→ **TASK BRIEF**: Reproduce the listing below in its entirety. Change nothing.

→ **EXCERPTED RECORDS**:
* Begin *

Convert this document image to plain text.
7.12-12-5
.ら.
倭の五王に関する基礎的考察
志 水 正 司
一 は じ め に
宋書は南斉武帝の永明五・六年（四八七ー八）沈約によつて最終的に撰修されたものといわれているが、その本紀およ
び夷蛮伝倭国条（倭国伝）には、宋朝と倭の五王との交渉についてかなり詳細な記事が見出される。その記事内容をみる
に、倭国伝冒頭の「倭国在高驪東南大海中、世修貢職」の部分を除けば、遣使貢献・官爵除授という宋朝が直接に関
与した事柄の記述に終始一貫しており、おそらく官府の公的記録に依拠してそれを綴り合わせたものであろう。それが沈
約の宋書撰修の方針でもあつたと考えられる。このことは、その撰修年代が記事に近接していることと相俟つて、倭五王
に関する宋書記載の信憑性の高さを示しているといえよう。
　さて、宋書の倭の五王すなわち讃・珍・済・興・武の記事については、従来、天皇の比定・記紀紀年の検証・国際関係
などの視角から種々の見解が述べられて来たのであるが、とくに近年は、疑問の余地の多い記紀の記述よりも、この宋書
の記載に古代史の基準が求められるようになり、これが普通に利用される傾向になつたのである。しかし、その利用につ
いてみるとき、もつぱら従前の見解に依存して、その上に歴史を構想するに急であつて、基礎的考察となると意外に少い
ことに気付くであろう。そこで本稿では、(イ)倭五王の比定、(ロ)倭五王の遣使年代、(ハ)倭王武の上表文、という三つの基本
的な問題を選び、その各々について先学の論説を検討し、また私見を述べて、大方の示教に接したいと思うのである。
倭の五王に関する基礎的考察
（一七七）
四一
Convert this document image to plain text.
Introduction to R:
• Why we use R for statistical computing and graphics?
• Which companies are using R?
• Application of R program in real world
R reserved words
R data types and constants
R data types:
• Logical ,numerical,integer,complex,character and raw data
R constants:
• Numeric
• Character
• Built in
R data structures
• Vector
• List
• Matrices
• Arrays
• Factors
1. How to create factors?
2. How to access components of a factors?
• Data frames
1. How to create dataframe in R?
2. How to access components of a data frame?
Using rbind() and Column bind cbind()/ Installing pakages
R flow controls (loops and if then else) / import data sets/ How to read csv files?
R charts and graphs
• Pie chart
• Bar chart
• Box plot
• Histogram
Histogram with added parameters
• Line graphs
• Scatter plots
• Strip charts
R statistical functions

* End *

→ **WRITTEN ANSWER**:
Convert this document image to plain text.
7.12-12-5
.ら.
倭の五王に関する基礎的考察
志 水 正 司
一 は じ め に
宋書は南斉武帝の永明五・六年（四八七ー八）沈約によつて最終的に撰修されたものといわれているが、その本紀およ
び夷蛮伝倭国条（倭国伝）には、宋朝と倭の五王との交渉についてかなり詳細な記事が見出される。その記事内容をみる
に、倭国伝冒頭の「倭国在高驪東南大海中、世修貢職」の部分を除けば、遣使貢献・官爵除授という宋朝が直接に関
与した事柄の記述に終始一貫しており、おそらく官府の公的記録に依拠してそれを綴り合わせたものであろう。それが沈
約の宋書撰修の方針でもあつたと考えられる。このことは、その撰修年代が記事に近接していることと相俟つて、倭五王
に関する宋書記載の信憑性の高さを示しているといえよう。
　さて、宋書の倭の五王すなわち讃・珍・済・興・武の記事については、従来、天皇の比定・記紀紀年の検証・国際関係
などの視角から種々の見解が述べられて来たのであるが、とくに近年は、疑問の余地の多い記紀の記述よりも、この宋書
の記載に古代史の基準が求められるようになり、これが普通に利用される傾向になつたのである。しかし、その利用につ
いてみるとき、もつぱら従前の見解に依存して、その上に歴史を構想するに急であつて、基礎的考察となると意外に少い
ことに気付くであろう。そこで本稿では、(イ)倭五王の比定、(ロ)倭五王の遣使年代、(ハ)倭王武の上表文、という三つの基本
的な問題を選び、その各々について先学の論説を検討し、また私見を述べて、大方の示教に接したいと思うのである。
倭の五王に関する基礎的考察
（一七七）
四一
Convert this document image to plain text.
Introduction to R:
• Why we use R for statistical computing and graphics?
• Which companies are using R?
• Application of R program in real world
R reserved words
R data types and constants
R data types:
• Logical ,numerical,integer,complex,character and raw data
R constants:
• Numeric
• Character
• Built in
R data structures
• Vector
• List
• Matrices
• Arrays
• Factors
1. How to create factors?
2. How to access components of a factors?
• Data frames
1. How to create dataframe in R?
2. How to access components of a data frame?
Using rbind() and Column bind cbind()/ Installing pakages
R flow controls (loops and if then else) / import data sets/ How to read csv files?
R charts and graphs
• Pie chart
• Bar chart
• Box plot
• Histogram
Histogram with added parameters
• Line graphs
• Scatter plots
• Strip charts
R statistical functions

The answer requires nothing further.